■ Input rows ■

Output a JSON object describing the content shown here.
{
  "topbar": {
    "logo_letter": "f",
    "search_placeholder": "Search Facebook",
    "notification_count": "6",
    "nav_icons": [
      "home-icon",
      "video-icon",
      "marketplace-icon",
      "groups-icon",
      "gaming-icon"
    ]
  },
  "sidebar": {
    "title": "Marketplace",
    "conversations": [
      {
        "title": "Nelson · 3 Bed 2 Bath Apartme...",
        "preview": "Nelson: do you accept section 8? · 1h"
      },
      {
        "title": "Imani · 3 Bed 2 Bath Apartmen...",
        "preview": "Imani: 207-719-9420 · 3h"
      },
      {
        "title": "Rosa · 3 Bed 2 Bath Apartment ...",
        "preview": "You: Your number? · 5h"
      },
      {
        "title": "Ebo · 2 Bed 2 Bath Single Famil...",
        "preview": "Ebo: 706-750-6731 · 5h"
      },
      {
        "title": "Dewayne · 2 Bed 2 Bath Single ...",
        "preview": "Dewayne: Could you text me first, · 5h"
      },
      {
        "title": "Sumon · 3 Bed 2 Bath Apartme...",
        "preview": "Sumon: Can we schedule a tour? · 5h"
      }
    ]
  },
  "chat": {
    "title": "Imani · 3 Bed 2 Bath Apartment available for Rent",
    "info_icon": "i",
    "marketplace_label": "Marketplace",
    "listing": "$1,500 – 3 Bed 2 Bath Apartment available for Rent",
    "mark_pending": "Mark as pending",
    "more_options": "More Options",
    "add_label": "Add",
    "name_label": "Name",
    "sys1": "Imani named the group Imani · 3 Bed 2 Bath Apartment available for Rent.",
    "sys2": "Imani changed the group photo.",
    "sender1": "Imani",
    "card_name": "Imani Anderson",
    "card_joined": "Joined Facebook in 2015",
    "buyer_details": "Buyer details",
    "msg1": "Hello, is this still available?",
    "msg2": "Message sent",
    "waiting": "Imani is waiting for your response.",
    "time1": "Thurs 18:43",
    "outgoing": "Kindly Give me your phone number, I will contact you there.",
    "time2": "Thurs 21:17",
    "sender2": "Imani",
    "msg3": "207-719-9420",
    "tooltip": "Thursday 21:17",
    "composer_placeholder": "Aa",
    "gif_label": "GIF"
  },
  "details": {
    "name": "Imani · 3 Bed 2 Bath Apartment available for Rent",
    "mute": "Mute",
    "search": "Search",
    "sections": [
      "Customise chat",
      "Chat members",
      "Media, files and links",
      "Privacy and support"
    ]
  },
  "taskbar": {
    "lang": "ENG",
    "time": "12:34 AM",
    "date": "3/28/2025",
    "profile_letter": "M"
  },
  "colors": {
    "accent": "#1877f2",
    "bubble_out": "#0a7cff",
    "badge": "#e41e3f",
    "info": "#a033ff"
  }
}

■ Instructions to follow ■
Quote every record above exactly.

■ Answer to this exercise ■
Output a JSON object describing the content shown here.
{
  "topbar": {
    "logo_letter": "f",
    "search_placeholder": "Search Facebook",
    "notification_count": "6",
    "nav_icons": [
      "home-icon",
      "video-icon",
      "marketplace-icon",
      "groups-icon",
      "gaming-icon"
    ]
  },
  "sidebar": {
    "title": "Marketplace",
    "conversations": [
      {
        "title": "Nelson · 3 Bed 2 Bath Apartme...",
        "preview": "Nelson: do you accept section 8? · 1h"
      },
      {
        "title": "Imani · 3 Bed 2 Bath Apartmen...",
        "preview": "Imani: 207-719-9420 · 3h"
      },
      {
        "title": "Rosa · 3 Bed 2 Bath Apartment ...",
        "preview": "You: Your number? · 5h"
      },
      {
        "title": "Ebo · 2 Bed 2 Bath Single Famil...",
        "preview": "Ebo: 706-750-6731 · 5h"
      },
      {
        "title": "Dewayne · 2 Bed 2 Bath Single ...",
        "preview": "Dewayne: Could you text me first, · 5h"
      },
      {
        "title": "Sumon · 3 Bed 2 Bath Apartme...",
        "preview": "Sumon: Can we schedule a tour? · 5h"
      }
    ]
  },
  "chat": {
    "title": "Imani · 3 Bed 2 Bath Apartment available for Rent",
    "info_icon": "i",
    "marketplace_label": "Marketplace",
    "listing": "$1,500 – 3 Bed 2 Bath Apartment available for Rent",
    "mark_pending": "Mark as pending",
    "more_options": "More Options",
    "add_label": "Add",
    "name_label": "Name",
    "sys1": "Imani named the group Imani · 3 Bed 2 Bath Apartment available for Rent.",
    "sys2": "Imani changed the group photo.",
    "sender1": "Imani",
    "card_name": "Imani Anderson",
    "card_joined": "Joined Facebook in 2015",
    "buyer_details": "Buyer details",
    "msg1": "Hello, is this still available?",
    "msg2": "Message sent",
    "waiting": "Imani is waiting for your response.",
    "time1": "Thurs 18:43",
    "outgoing": "Kindly Give me your phone number, I will contact you there.",
    "time2": "Thurs 21:17",
    "sender2": "Imani",
    "msg3": "207-719-9420",
    "tooltip": "Thursday 21:17",
    "composer_placeholder": "Aa",
    "gif_label": "GIF"
  },
  "details": {
    "name": "Imani · 3 Bed 2 Bath Apartment available for Rent",
    "mute": "Mute",
    "search": "Search",
    "sections": [
      "Customise chat",
      "Chat members",
      "Media, files and links",
      "Privacy and support"
    ]
  },
  "taskbar": {
    "lang": "ENG",
    "time": "12:34 AM",
    "date": "3/28/2025",
    "profile_letter": "M"
  },
  "colors": {
    "accent": "#1877f2",
    "bubble_out": "#0a7cff",
    "badge": "#e41e3f",
    "info": "#a033ff"
  }
}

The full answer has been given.